[Excerpt from a dataset]
|---|
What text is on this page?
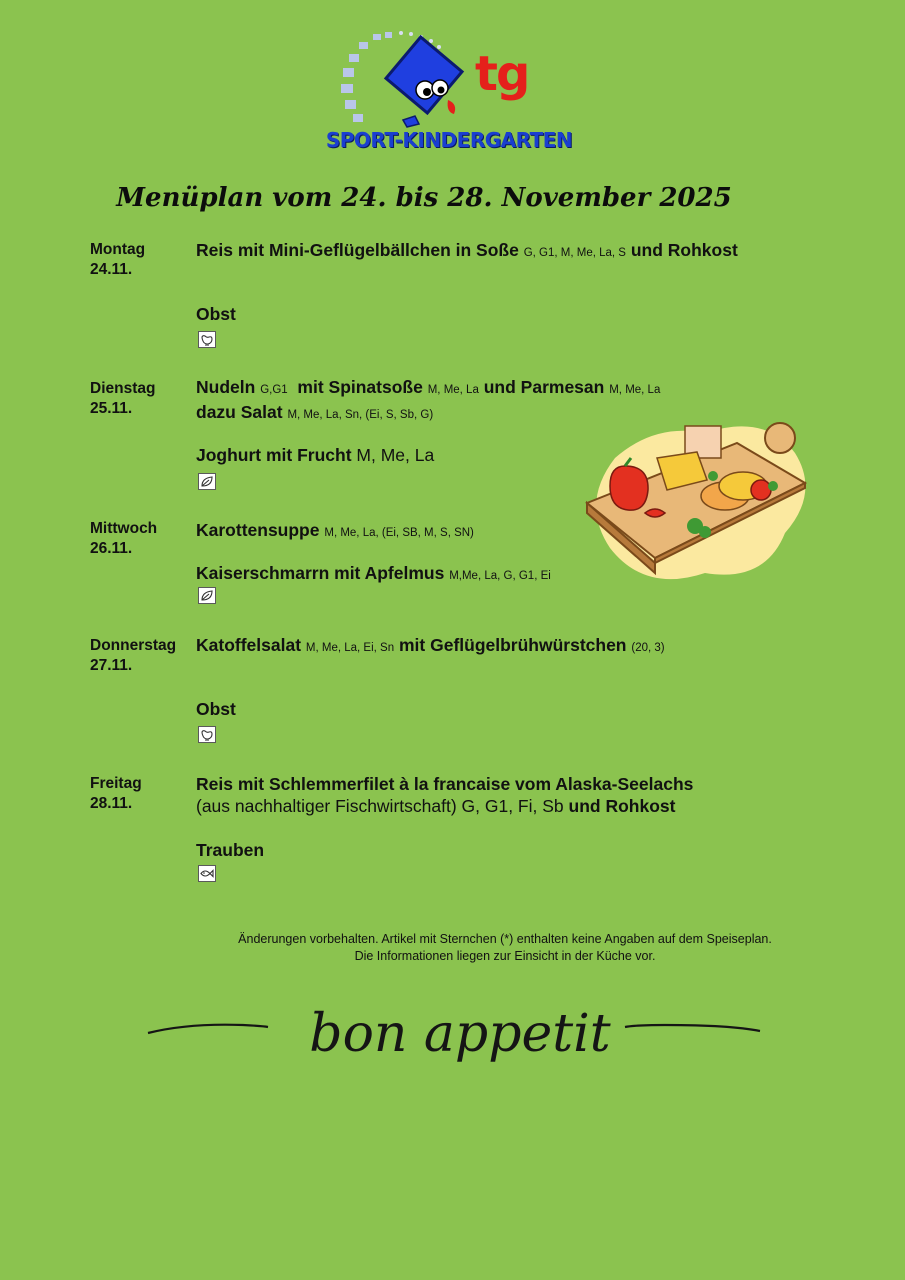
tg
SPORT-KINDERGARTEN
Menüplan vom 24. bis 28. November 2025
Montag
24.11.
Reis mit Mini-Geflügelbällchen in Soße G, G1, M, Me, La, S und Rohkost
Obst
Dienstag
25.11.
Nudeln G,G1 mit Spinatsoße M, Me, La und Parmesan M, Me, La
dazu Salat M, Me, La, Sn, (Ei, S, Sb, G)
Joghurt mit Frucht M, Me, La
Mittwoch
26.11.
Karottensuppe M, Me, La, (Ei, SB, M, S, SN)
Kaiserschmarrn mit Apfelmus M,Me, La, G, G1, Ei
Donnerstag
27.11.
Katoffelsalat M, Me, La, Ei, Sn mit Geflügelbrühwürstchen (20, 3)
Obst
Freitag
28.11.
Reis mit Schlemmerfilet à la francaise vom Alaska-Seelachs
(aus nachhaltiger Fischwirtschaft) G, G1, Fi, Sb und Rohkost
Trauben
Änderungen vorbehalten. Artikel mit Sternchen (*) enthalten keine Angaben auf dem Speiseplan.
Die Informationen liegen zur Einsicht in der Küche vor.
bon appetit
|---|
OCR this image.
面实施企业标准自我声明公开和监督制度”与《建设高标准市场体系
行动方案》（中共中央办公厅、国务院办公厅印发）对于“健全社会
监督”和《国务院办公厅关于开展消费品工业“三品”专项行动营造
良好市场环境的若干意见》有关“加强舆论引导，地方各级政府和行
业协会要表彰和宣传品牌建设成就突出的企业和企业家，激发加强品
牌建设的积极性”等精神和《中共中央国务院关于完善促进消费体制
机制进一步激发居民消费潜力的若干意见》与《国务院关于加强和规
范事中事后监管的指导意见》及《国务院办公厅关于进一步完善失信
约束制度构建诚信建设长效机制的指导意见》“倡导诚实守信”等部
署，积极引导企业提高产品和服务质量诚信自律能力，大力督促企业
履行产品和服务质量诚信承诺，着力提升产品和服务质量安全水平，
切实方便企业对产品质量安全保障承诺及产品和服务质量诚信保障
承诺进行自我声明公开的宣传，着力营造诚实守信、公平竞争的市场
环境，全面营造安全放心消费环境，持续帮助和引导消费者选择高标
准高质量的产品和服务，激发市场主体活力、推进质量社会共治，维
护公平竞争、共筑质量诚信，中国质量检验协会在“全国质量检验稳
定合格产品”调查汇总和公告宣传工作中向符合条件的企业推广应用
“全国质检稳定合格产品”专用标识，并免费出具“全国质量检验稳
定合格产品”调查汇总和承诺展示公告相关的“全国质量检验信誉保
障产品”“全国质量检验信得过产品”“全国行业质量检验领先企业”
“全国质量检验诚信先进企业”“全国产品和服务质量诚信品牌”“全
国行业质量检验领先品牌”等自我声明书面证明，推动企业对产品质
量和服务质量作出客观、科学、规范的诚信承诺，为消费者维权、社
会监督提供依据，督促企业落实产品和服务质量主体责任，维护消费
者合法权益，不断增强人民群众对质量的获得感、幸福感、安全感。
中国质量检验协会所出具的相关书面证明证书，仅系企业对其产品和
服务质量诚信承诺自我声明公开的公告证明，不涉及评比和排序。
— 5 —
|---|
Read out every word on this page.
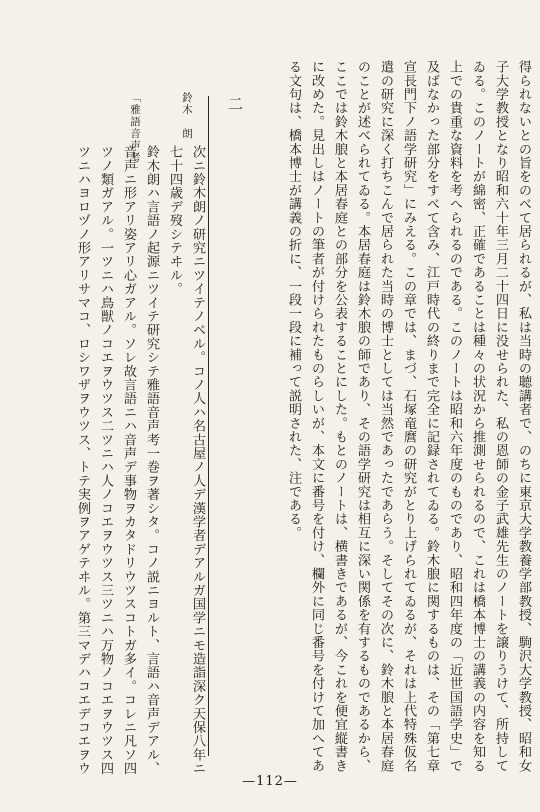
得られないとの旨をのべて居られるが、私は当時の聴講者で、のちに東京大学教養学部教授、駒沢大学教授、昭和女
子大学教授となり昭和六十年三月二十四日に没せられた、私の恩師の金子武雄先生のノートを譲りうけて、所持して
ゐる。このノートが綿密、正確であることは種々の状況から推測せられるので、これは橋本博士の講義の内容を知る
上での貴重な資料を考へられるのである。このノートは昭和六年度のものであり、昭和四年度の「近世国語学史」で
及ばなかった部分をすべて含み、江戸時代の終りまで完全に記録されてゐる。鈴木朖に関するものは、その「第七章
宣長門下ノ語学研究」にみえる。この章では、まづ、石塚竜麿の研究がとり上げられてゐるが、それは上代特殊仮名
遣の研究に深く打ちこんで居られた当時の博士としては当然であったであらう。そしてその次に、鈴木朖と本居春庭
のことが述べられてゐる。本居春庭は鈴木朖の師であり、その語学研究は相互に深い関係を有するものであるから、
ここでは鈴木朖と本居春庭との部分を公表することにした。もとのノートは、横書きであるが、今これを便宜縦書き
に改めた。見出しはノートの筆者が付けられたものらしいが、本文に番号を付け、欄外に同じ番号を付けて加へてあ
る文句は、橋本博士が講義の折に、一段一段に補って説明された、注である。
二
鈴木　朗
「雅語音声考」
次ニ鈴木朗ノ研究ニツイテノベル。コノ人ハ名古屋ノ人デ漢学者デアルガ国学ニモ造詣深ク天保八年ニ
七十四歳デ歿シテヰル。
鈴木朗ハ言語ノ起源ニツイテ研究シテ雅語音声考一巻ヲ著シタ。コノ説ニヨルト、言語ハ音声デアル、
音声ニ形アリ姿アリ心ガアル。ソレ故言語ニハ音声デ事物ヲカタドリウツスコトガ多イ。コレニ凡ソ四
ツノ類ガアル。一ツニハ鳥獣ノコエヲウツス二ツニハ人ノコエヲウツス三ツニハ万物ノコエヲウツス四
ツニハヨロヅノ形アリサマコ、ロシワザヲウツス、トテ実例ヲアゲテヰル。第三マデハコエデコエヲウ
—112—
|---|
### [What needs to be done]
Copy out all lines above that include the string "Reis".

### [Response]
Reis mit Mini-Geflügelbällchen in Soße G, G1, M, Me, La, S und Rohkost
Reis mit Schlemmerfilet à la francaise vom Alaska-Seelachs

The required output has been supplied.